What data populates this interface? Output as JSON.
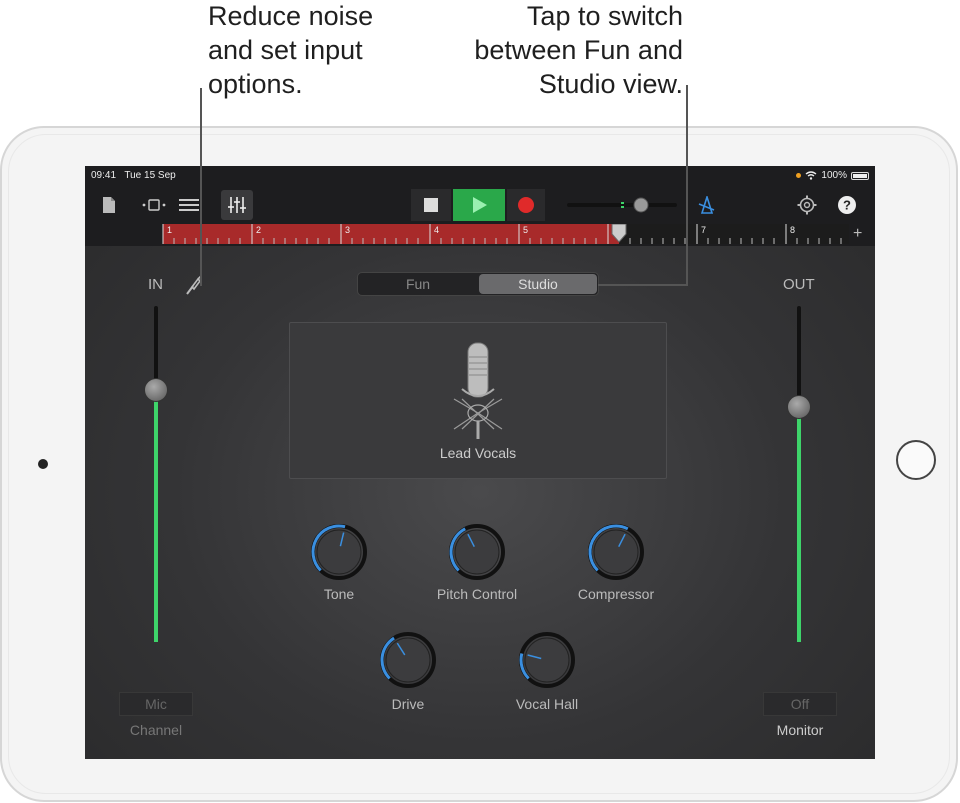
{
  "callouts": {
    "left": [
      "Reduce noise",
      "and set input",
      "options."
    ],
    "right": [
      "Tap to switch",
      "between Fun and",
      "Studio view."
    ]
  },
  "status": {
    "time": "09:41",
    "date": "Tue 15 Sep",
    "battery": "100%"
  },
  "ruler": {
    "numbers": [
      "1",
      "2",
      "3",
      "4",
      "5",
      "6",
      "7",
      "8"
    ],
    "add_label": "+"
  },
  "view_toggle": {
    "fun": "Fun",
    "studio": "Studio",
    "selected": "Studio"
  },
  "input": {
    "label": "IN",
    "level": 0.75,
    "channel_value": "Mic",
    "channel_label": "Channel"
  },
  "output": {
    "label": "OUT",
    "level": 0.7,
    "monitor_value": "Off",
    "monitor_label": "Monitor"
  },
  "patch": {
    "name": "Lead Vocals"
  },
  "knobs": [
    {
      "label": "Tone",
      "value": 0.55
    },
    {
      "label": "Pitch Control",
      "value": 0.4
    },
    {
      "label": "Compressor",
      "value": 0.6
    },
    {
      "label": "Drive",
      "value": 0.38
    },
    {
      "label": "Vocal Hall",
      "value": 0.22
    }
  ],
  "colors": {
    "accent_blue": "#3a8fe0",
    "level_green": "#3ed46a",
    "record_red": "#e02a2a",
    "play_green": "#2aa84a",
    "region_red": "#a82a2a"
  }
}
═══
EXERCISE DIRECTIONS: Reproduce the material above in full, exactly, with no images.

EXERCISE RESPONSE:
What data populates this interface? Output as JSON.
{
  "callouts": {
    "left": [
      "Reduce noise",
      "and set input",
      "options."
    ],
    "right": [
      "Tap to switch",
      "between Fun and",
      "Studio view."
    ]
  },
  "status": {
    "time": "09:41",
    "date": "Tue 15 Sep",
    "battery": "100%"
  },
  "ruler": {
    "numbers": [
      "1",
      "2",
      "3",
      "4",
      "5",
      "6",
      "7",
      "8"
    ],
    "add_label": "+"
  },
  "view_toggle": {
    "fun": "Fun",
    "studio": "Studio",
    "selected": "Studio"
  },
  "input": {
    "label": "IN",
    "level": 0.75,
    "channel_value": "Mic",
    "channel_label": "Channel"
  },
  "output": {
    "label": "OUT",
    "level": 0.7,
    "monitor_value": "Off",
    "monitor_label": "Monitor"
  },
  "patch": {
    "name": "Lead Vocals"
  },
  "knobs": [
    {
      "label": "Tone",
      "value": 0.55
    },
    {
      "label": "Pitch Control",
      "value": 0.4
    },
    {
      "label": "Compressor",
      "value": 0.6
    },
    {
      "label": "Drive",
      "value": 0.38
    },
    {
      "label": "Vocal Hall",
      "value": 0.22
    }
  ],
  "colors": {
    "accent_blue": "#3a8fe0",
    "level_green": "#3ed46a",
    "record_red": "#e02a2a",
    "play_green": "#2aa84a",
    "region_red": "#a82a2a"
  }
}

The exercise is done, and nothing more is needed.